What is expected.
Emit only the lines from the line containing "Transcribe the text in this document." through the last line of the entries, unchanged.

Records supplied.
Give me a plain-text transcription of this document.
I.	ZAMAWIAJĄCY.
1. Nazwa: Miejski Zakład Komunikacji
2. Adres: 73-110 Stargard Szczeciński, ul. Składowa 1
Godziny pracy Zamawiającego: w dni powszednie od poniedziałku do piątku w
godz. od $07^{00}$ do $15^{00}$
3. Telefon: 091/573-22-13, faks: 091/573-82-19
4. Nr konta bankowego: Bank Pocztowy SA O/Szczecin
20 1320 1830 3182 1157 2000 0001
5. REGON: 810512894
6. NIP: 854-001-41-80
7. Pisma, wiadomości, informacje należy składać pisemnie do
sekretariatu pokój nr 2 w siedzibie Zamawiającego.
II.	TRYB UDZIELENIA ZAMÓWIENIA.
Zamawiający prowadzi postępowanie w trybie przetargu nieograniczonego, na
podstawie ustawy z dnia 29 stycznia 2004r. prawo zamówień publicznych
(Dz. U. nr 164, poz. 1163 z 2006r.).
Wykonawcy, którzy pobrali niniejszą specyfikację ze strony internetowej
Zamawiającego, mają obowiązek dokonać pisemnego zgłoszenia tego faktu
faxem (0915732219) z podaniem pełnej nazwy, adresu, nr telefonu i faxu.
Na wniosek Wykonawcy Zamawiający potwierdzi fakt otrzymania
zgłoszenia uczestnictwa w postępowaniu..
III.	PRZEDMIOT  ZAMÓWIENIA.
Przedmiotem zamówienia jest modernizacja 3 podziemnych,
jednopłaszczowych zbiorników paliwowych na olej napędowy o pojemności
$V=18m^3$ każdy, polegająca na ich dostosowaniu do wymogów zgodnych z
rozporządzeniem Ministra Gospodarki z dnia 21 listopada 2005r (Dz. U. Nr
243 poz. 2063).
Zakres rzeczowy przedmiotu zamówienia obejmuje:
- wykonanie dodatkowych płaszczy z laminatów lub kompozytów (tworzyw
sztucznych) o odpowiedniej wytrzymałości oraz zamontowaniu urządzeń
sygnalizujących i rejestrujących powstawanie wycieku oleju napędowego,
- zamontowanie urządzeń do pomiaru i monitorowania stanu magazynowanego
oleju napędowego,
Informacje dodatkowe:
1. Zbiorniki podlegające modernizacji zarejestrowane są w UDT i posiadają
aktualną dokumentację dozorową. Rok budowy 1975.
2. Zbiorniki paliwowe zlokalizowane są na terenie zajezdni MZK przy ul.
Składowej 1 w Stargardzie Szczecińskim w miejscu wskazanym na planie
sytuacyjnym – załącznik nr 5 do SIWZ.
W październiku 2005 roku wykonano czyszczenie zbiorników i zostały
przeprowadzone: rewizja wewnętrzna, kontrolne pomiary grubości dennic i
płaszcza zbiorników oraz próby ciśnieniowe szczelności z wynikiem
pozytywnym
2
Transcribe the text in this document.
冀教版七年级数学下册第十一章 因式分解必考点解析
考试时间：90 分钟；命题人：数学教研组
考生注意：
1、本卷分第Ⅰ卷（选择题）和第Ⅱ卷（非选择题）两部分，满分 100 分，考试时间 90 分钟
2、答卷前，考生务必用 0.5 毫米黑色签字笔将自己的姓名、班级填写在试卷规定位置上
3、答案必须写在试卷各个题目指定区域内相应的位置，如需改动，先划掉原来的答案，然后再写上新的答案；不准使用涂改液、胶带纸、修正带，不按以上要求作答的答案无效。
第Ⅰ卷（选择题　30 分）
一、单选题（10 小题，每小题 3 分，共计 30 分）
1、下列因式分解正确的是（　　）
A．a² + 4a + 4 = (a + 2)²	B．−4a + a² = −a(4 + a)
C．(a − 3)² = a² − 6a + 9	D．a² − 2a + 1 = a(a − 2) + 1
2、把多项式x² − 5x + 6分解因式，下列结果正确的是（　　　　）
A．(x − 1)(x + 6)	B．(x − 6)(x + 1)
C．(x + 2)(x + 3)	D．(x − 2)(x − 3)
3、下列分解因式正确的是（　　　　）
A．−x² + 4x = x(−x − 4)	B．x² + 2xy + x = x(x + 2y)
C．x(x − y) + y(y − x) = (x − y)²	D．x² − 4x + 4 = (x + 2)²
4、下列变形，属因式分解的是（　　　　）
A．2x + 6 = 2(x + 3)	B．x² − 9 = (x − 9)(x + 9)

Output for this task.
Transcribe the text in this document.
冀教版七年级数学下册第十一章 因式分解必考点解析
考试时间：90 分钟；命题人：数学教研组
考生注意：
1、本卷分第Ⅰ卷（选择题）和第Ⅱ卷（非选择题）两部分，满分 100 分，考试时间 90 分钟
2、答卷前，考生务必用 0.5 毫米黑色签字笔将自己的姓名、班级填写在试卷规定位置上
3、答案必须写在试卷各个题目指定区域内相应的位置，如需改动，先划掉原来的答案，然后再写上新的答案；不准使用涂改液、胶带纸、修正带，不按以上要求作答的答案无效。
第Ⅰ卷（选择题　30 分）
一、单选题（10 小题，每小题 3 分，共计 30 分）
1、下列因式分解正确的是（　　）
A．a² + 4a + 4 = (a + 2)²	B．−4a + a² = −a(4 + a)
C．(a − 3)² = a² − 6a + 9	D．a² − 2a + 1 = a(a − 2) + 1
2、把多项式x² − 5x + 6分解因式，下列结果正确的是（　　　　）
A．(x − 1)(x + 6)	B．(x − 6)(x + 1)
C．(x + 2)(x + 3)	D．(x − 2)(x − 3)
3、下列分解因式正确的是（　　　　）
A．−x² + 4x = x(−x − 4)	B．x² + 2xy + x = x(x + 2y)
C．x(x − y) + y(y − x) = (x − y)²	D．x² − 4x + 4 = (x + 2)²
4、下列变形，属因式分解的是（　　　　）
A．2x + 6 = 2(x + 3)	B．x² − 9 = (x − 9)(x + 9)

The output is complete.